- **Stated exercise**: Repeat all of the material below exactly as written, images excluded.

(Some records)
-- start --

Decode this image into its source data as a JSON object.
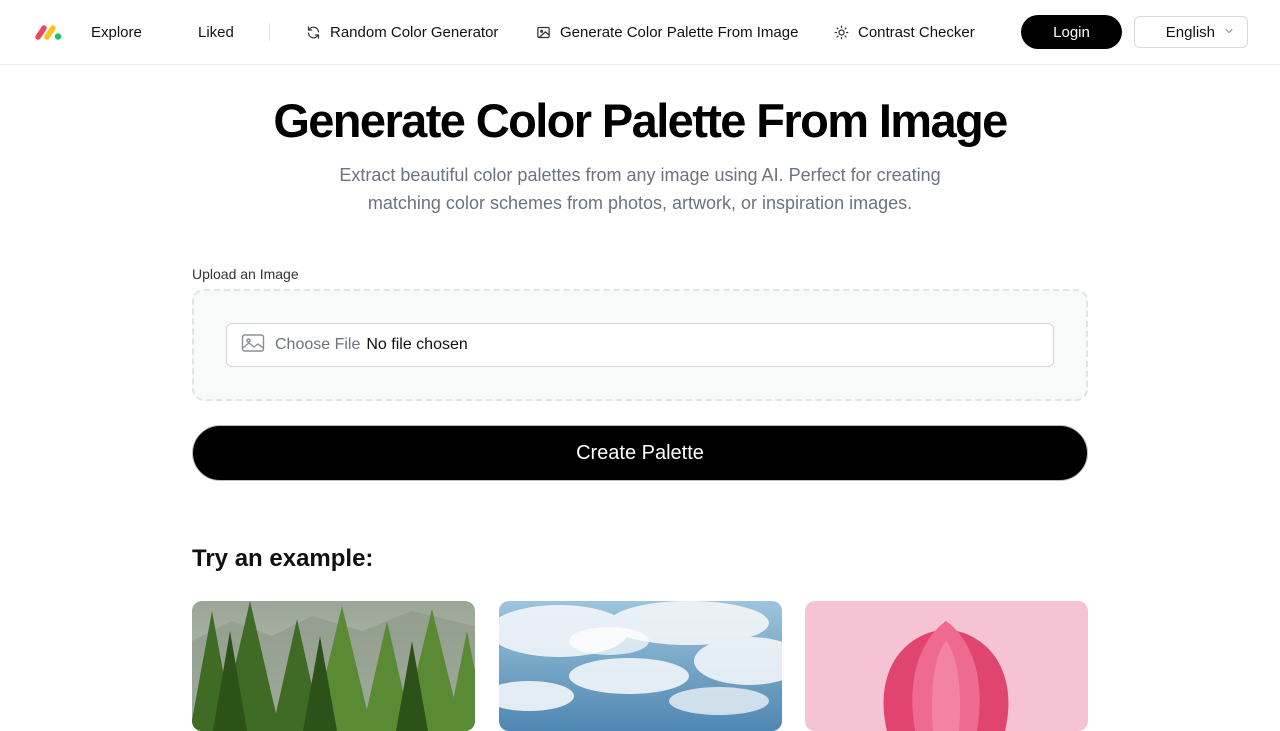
{
  "nav": {
    "explore": "Explore",
    "liked": "Liked",
    "random_color_generator": "Random Color Generator",
    "generate_from_image": "Generate Color Palette From Image",
    "contrast_checker": "Contrast Checker",
    "login": "Login",
    "language": "English"
  },
  "hero": {
    "title": "Generate Color Palette From Image",
    "subtitle_line1": "Extract beautiful color palettes from any image using AI. Perfect for creating",
    "subtitle_line2": "matching color schemes from photos, artwork, or inspiration images."
  },
  "upload": {
    "label": "Upload an Image",
    "choose_file": "Choose File",
    "no_file": "No file chosen",
    "create_button": "Create Palette"
  },
  "examples": {
    "title": "Try an example:",
    "items": [
      {
        "icon": "forest-image"
      },
      {
        "icon": "sky-image"
      },
      {
        "icon": "tulip-image"
      }
    ]
  },
  "colors": {
    "logo_red": "#f0455c",
    "logo_yellow": "#ffc21a",
    "logo_green": "#21c46e",
    "primary": "#000000",
    "muted_text": "#6b7280"
  }
}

-- end --

- **Reply**:
Decode this image into its source data as a JSON object.
{
  "nav": {
    "explore": "Explore",
    "liked": "Liked",
    "random_color_generator": "Random Color Generator",
    "generate_from_image": "Generate Color Palette From Image",
    "contrast_checker": "Contrast Checker",
    "login": "Login",
    "language": "English"
  },
  "hero": {
    "title": "Generate Color Palette From Image",
    "subtitle_line1": "Extract beautiful color palettes from any image using AI. Perfect for creating",
    "subtitle_line2": "matching color schemes from photos, artwork, or inspiration images."
  },
  "upload": {
    "label": "Upload an Image",
    "choose_file": "Choose File",
    "no_file": "No file chosen",
    "create_button": "Create Palette"
  },
  "examples": {
    "title": "Try an example:",
    "items": [
      {
        "icon": "forest-image"
      },
      {
        "icon": "sky-image"
      },
      {
        "icon": "tulip-image"
      }
    ]
  },
  "colors": {
    "logo_red": "#f0455c",
    "logo_yellow": "#ffc21a",
    "logo_green": "#21c46e",
    "primary": "#000000",
    "muted_text": "#6b7280"
  }
}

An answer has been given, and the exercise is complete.